(Instructions for the task): Quote the records beneath, complete and exact. Leave out images.

START

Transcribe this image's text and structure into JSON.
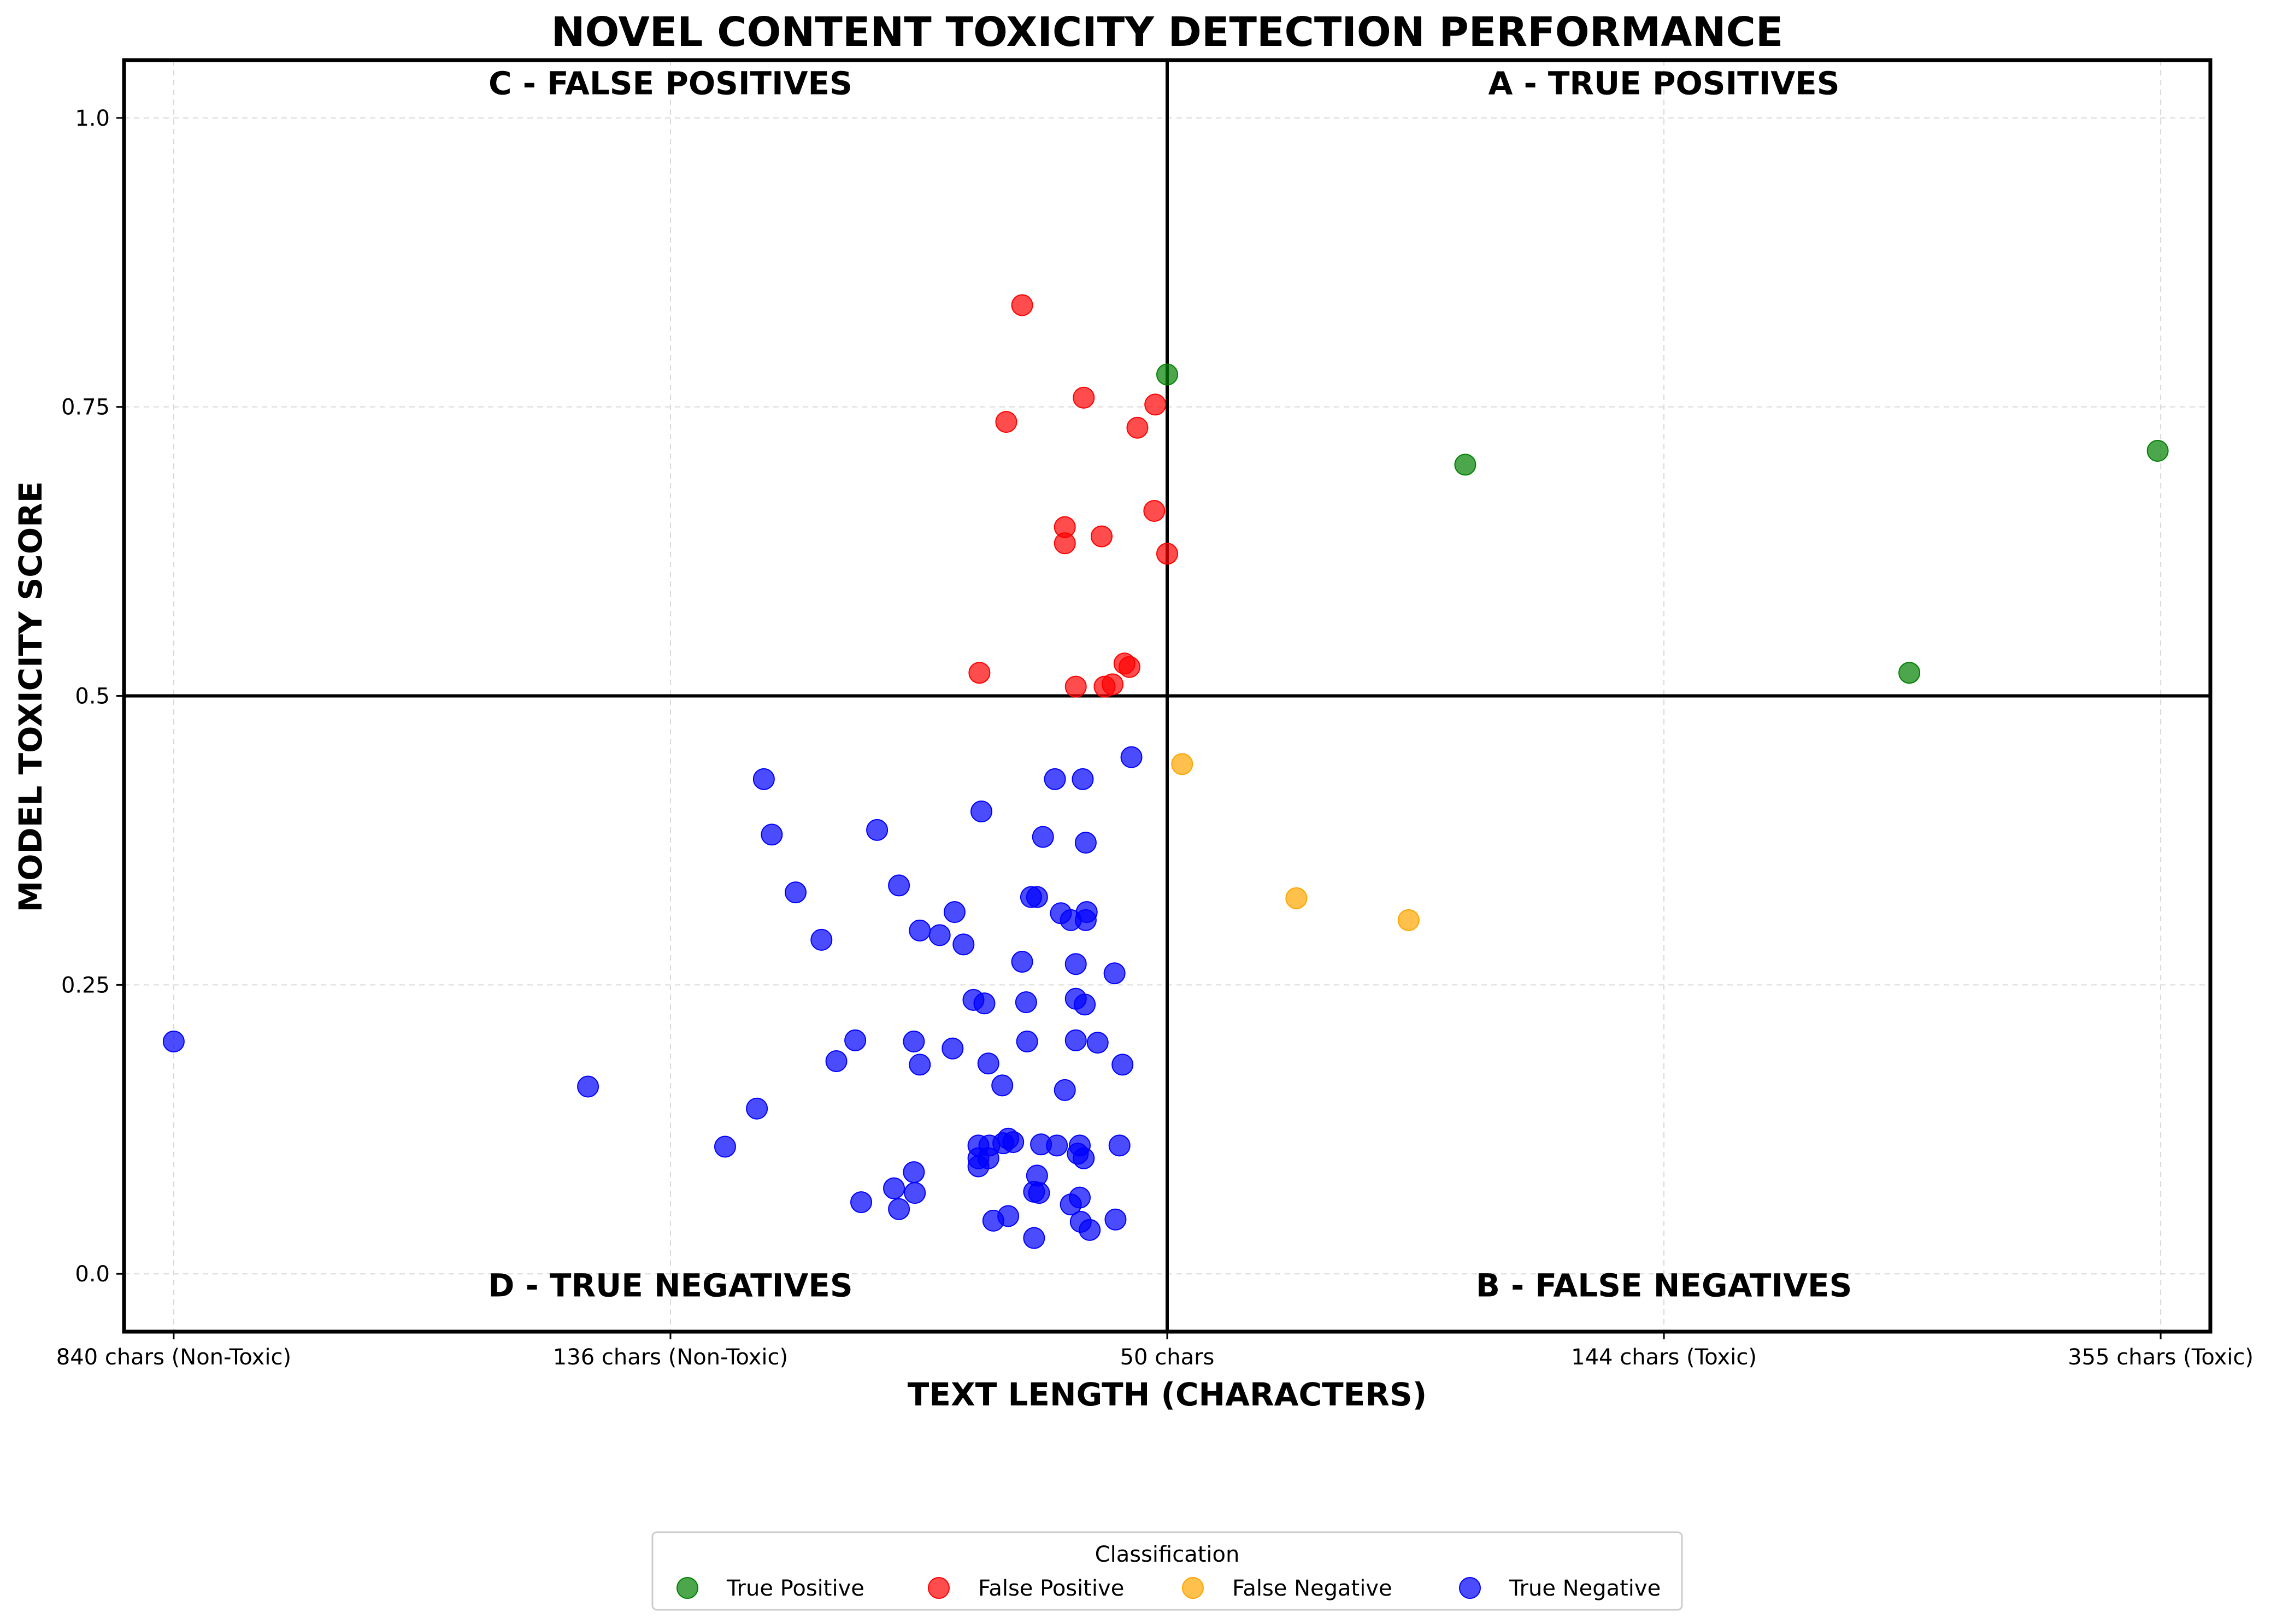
{
  "chart_data": {
    "type": "scatter",
    "title": "NOVEL CONTENT TOXICITY DETECTION PERFORMANCE",
    "xlabel": "TEXT LENGTH (CHARACTERS)",
    "ylabel": "MODEL TOXICITY SCORE",
    "xlim": [
      -1.05,
      1.05
    ],
    "ylim": [
      -0.05,
      1.05
    ],
    "x_threshold": 0,
    "y_threshold": 0.5,
    "x_ticks": [
      {
        "value": -1.0,
        "label": "840 chars (Non-Toxic)"
      },
      {
        "value": -0.5,
        "label": "136 chars (Non-Toxic)"
      },
      {
        "value": 0.0,
        "label": "50 chars"
      },
      {
        "value": 0.5,
        "label": "144 chars (Toxic)"
      },
      {
        "value": 1.0,
        "label": "355 chars (Toxic)"
      }
    ],
    "y_ticks": [
      {
        "value": 0.0,
        "label": "0.0"
      },
      {
        "value": 0.25,
        "label": "0.25"
      },
      {
        "value": 0.5,
        "label": "0.5"
      },
      {
        "value": 0.75,
        "label": "0.75"
      },
      {
        "value": 1.0,
        "label": "1.0"
      }
    ],
    "grid": true,
    "quadrant_labels": [
      {
        "text": "C - FALSE POSITIVES",
        "x": -0.5,
        "y": 1.03
      },
      {
        "text": "A - TRUE POSITIVES",
        "x": 0.5,
        "y": 1.03
      },
      {
        "text": "D - TRUE NEGATIVES",
        "x": -0.5,
        "y": -0.01
      },
      {
        "text": "B - FALSE NEGATIVES",
        "x": 0.5,
        "y": -0.01
      }
    ],
    "legend": {
      "title": "Classification",
      "placement": "bottom-center"
    },
    "series": [
      {
        "name": "True Positive",
        "color": "#008000",
        "points": [
          [
            0.0,
            0.778
          ],
          [
            0.3,
            0.7
          ],
          [
            0.747,
            0.52
          ],
          [
            0.997,
            0.712
          ]
        ]
      },
      {
        "name": "False Positive",
        "color": "#ff0000",
        "points": [
          [
            -0.146,
            0.838
          ],
          [
            -0.162,
            0.737
          ],
          [
            -0.084,
            0.758
          ],
          [
            -0.012,
            0.752
          ],
          [
            -0.03,
            0.732
          ],
          [
            -0.013,
            0.66
          ],
          [
            -0.103,
            0.646
          ],
          [
            -0.103,
            0.632
          ],
          [
            -0.066,
            0.638
          ],
          [
            0.0,
            0.623
          ],
          [
            -0.189,
            0.52
          ],
          [
            -0.092,
            0.508
          ],
          [
            -0.063,
            0.508
          ],
          [
            -0.055,
            0.51
          ],
          [
            -0.038,
            0.525
          ],
          [
            -0.043,
            0.528
          ]
        ]
      },
      {
        "name": "False Negative",
        "color": "#ffa500",
        "points": [
          [
            0.015,
            0.441
          ],
          [
            0.13,
            0.325
          ],
          [
            0.243,
            0.306
          ]
        ]
      },
      {
        "name": "True Negative",
        "color": "#0000ff",
        "points": [
          [
            -0.036,
            0.447
          ],
          [
            -0.406,
            0.428
          ],
          [
            -0.113,
            0.428
          ],
          [
            -0.085,
            0.428
          ],
          [
            -0.187,
            0.4
          ],
          [
            -0.398,
            0.38
          ],
          [
            -0.292,
            0.384
          ],
          [
            -0.125,
            0.378
          ],
          [
            -0.082,
            0.373
          ],
          [
            -0.374,
            0.33
          ],
          [
            -0.27,
            0.336
          ],
          [
            -0.137,
            0.326
          ],
          [
            -0.131,
            0.326
          ],
          [
            -0.107,
            0.312
          ],
          [
            -0.081,
            0.313
          ],
          [
            -0.214,
            0.313
          ],
          [
            -0.097,
            0.306
          ],
          [
            -0.082,
            0.306
          ],
          [
            -0.348,
            0.289
          ],
          [
            -0.249,
            0.297
          ],
          [
            -0.229,
            0.293
          ],
          [
            -0.205,
            0.285
          ],
          [
            -0.146,
            0.27
          ],
          [
            -0.092,
            0.268
          ],
          [
            -0.053,
            0.26
          ],
          [
            -0.195,
            0.237
          ],
          [
            -0.184,
            0.234
          ],
          [
            -0.142,
            0.235
          ],
          [
            -0.092,
            0.238
          ],
          [
            -0.083,
            0.233
          ],
          [
            -1.0,
            0.201
          ],
          [
            -0.314,
            0.202
          ],
          [
            -0.255,
            0.201
          ],
          [
            -0.216,
            0.195
          ],
          [
            -0.141,
            0.201
          ],
          [
            -0.092,
            0.202
          ],
          [
            -0.07,
            0.2
          ],
          [
            -0.333,
            0.184
          ],
          [
            -0.249,
            0.181
          ],
          [
            -0.18,
            0.182
          ],
          [
            -0.045,
            0.181
          ],
          [
            -0.583,
            0.162
          ],
          [
            -0.166,
            0.163
          ],
          [
            -0.103,
            0.159
          ],
          [
            -0.413,
            0.143
          ],
          [
            -0.445,
            0.11
          ],
          [
            -0.19,
            0.111
          ],
          [
            -0.179,
            0.111
          ],
          [
            -0.165,
            0.113
          ],
          [
            -0.16,
            0.117
          ],
          [
            -0.155,
            0.114
          ],
          [
            -0.127,
            0.112
          ],
          [
            -0.111,
            0.111
          ],
          [
            -0.088,
            0.111
          ],
          [
            -0.048,
            0.111
          ],
          [
            -0.19,
            0.1
          ],
          [
            -0.18,
            0.1
          ],
          [
            -0.09,
            0.104
          ],
          [
            -0.084,
            0.1
          ],
          [
            -0.19,
            0.093
          ],
          [
            -0.255,
            0.088
          ],
          [
            -0.131,
            0.085
          ],
          [
            -0.275,
            0.074
          ],
          [
            -0.254,
            0.07
          ],
          [
            -0.134,
            0.071
          ],
          [
            -0.129,
            0.07
          ],
          [
            -0.088,
            0.066
          ],
          [
            -0.308,
            0.062
          ],
          [
            -0.097,
            0.06
          ],
          [
            -0.27,
            0.056
          ],
          [
            -0.16,
            0.05
          ],
          [
            -0.175,
            0.046
          ],
          [
            -0.052,
            0.047
          ],
          [
            -0.087,
            0.045
          ],
          [
            -0.078,
            0.038
          ],
          [
            -0.134,
            0.031
          ]
        ]
      }
    ]
  }
}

END

(Output of the task):
Transcribe this image's text and structure into JSON.
{
  "chart_data": {
    "type": "scatter",
    "title": "NOVEL CONTENT TOXICITY DETECTION PERFORMANCE",
    "xlabel": "TEXT LENGTH (CHARACTERS)",
    "ylabel": "MODEL TOXICITY SCORE",
    "xlim": [
      -1.05,
      1.05
    ],
    "ylim": [
      -0.05,
      1.05
    ],
    "x_threshold": 0,
    "y_threshold": 0.5,
    "x_ticks": [
      {
        "value": -1.0,
        "label": "840 chars (Non-Toxic)"
      },
      {
        "value": -0.5,
        "label": "136 chars (Non-Toxic)"
      },
      {
        "value": 0.0,
        "label": "50 chars"
      },
      {
        "value": 0.5,
        "label": "144 chars (Toxic)"
      },
      {
        "value": 1.0,
        "label": "355 chars (Toxic)"
      }
    ],
    "y_ticks": [
      {
        "value": 0.0,
        "label": "0.0"
      },
      {
        "value": 0.25,
        "label": "0.25"
      },
      {
        "value": 0.5,
        "label": "0.5"
      },
      {
        "value": 0.75,
        "label": "0.75"
      },
      {
        "value": 1.0,
        "label": "1.0"
      }
    ],
    "grid": true,
    "quadrant_labels": [
      {
        "text": "C - FALSE POSITIVES",
        "x": -0.5,
        "y": 1.03
      },
      {
        "text": "A - TRUE POSITIVES",
        "x": 0.5,
        "y": 1.03
      },
      {
        "text": "D - TRUE NEGATIVES",
        "x": -0.5,
        "y": -0.01
      },
      {
        "text": "B - FALSE NEGATIVES",
        "x": 0.5,
        "y": -0.01
      }
    ],
    "legend": {
      "title": "Classification",
      "placement": "bottom-center"
    },
    "series": [
      {
        "name": "True Positive",
        "color": "#008000",
        "points": [
          [
            0.0,
            0.778
          ],
          [
            0.3,
            0.7
          ],
          [
            0.747,
            0.52
          ],
          [
            0.997,
            0.712
          ]
        ]
      },
      {
        "name": "False Positive",
        "color": "#ff0000",
        "points": [
          [
            -0.146,
            0.838
          ],
          [
            -0.162,
            0.737
          ],
          [
            -0.084,
            0.758
          ],
          [
            -0.012,
            0.752
          ],
          [
            -0.03,
            0.732
          ],
          [
            -0.013,
            0.66
          ],
          [
            -0.103,
            0.646
          ],
          [
            -0.103,
            0.632
          ],
          [
            -0.066,
            0.638
          ],
          [
            0.0,
            0.623
          ],
          [
            -0.189,
            0.52
          ],
          [
            -0.092,
            0.508
          ],
          [
            -0.063,
            0.508
          ],
          [
            -0.055,
            0.51
          ],
          [
            -0.038,
            0.525
          ],
          [
            -0.043,
            0.528
          ]
        ]
      },
      {
        "name": "False Negative",
        "color": "#ffa500",
        "points": [
          [
            0.015,
            0.441
          ],
          [
            0.13,
            0.325
          ],
          [
            0.243,
            0.306
          ]
        ]
      },
      {
        "name": "True Negative",
        "color": "#0000ff",
        "points": [
          [
            -0.036,
            0.447
          ],
          [
            -0.406,
            0.428
          ],
          [
            -0.113,
            0.428
          ],
          [
            -0.085,
            0.428
          ],
          [
            -0.187,
            0.4
          ],
          [
            -0.398,
            0.38
          ],
          [
            -0.292,
            0.384
          ],
          [
            -0.125,
            0.378
          ],
          [
            -0.082,
            0.373
          ],
          [
            -0.374,
            0.33
          ],
          [
            -0.27,
            0.336
          ],
          [
            -0.137,
            0.326
          ],
          [
            -0.131,
            0.326
          ],
          [
            -0.107,
            0.312
          ],
          [
            -0.081,
            0.313
          ],
          [
            -0.214,
            0.313
          ],
          [
            -0.097,
            0.306
          ],
          [
            -0.082,
            0.306
          ],
          [
            -0.348,
            0.289
          ],
          [
            -0.249,
            0.297
          ],
          [
            -0.229,
            0.293
          ],
          [
            -0.205,
            0.285
          ],
          [
            -0.146,
            0.27
          ],
          [
            -0.092,
            0.268
          ],
          [
            -0.053,
            0.26
          ],
          [
            -0.195,
            0.237
          ],
          [
            -0.184,
            0.234
          ],
          [
            -0.142,
            0.235
          ],
          [
            -0.092,
            0.238
          ],
          [
            -0.083,
            0.233
          ],
          [
            -1.0,
            0.201
          ],
          [
            -0.314,
            0.202
          ],
          [
            -0.255,
            0.201
          ],
          [
            -0.216,
            0.195
          ],
          [
            -0.141,
            0.201
          ],
          [
            -0.092,
            0.202
          ],
          [
            -0.07,
            0.2
          ],
          [
            -0.333,
            0.184
          ],
          [
            -0.249,
            0.181
          ],
          [
            -0.18,
            0.182
          ],
          [
            -0.045,
            0.181
          ],
          [
            -0.583,
            0.162
          ],
          [
            -0.166,
            0.163
          ],
          [
            -0.103,
            0.159
          ],
          [
            -0.413,
            0.143
          ],
          [
            -0.445,
            0.11
          ],
          [
            -0.19,
            0.111
          ],
          [
            -0.179,
            0.111
          ],
          [
            -0.165,
            0.113
          ],
          [
            -0.16,
            0.117
          ],
          [
            -0.155,
            0.114
          ],
          [
            -0.127,
            0.112
          ],
          [
            -0.111,
            0.111
          ],
          [
            -0.088,
            0.111
          ],
          [
            -0.048,
            0.111
          ],
          [
            -0.19,
            0.1
          ],
          [
            -0.18,
            0.1
          ],
          [
            -0.09,
            0.104
          ],
          [
            -0.084,
            0.1
          ],
          [
            -0.19,
            0.093
          ],
          [
            -0.255,
            0.088
          ],
          [
            -0.131,
            0.085
          ],
          [
            -0.275,
            0.074
          ],
          [
            -0.254,
            0.07
          ],
          [
            -0.134,
            0.071
          ],
          [
            -0.129,
            0.07
          ],
          [
            -0.088,
            0.066
          ],
          [
            -0.308,
            0.062
          ],
          [
            -0.097,
            0.06
          ],
          [
            -0.27,
            0.056
          ],
          [
            -0.16,
            0.05
          ],
          [
            -0.175,
            0.046
          ],
          [
            -0.052,
            0.047
          ],
          [
            -0.087,
            0.045
          ],
          [
            -0.078,
            0.038
          ],
          [
            -0.134,
            0.031
          ]
        ]
      }
    ]
  }
}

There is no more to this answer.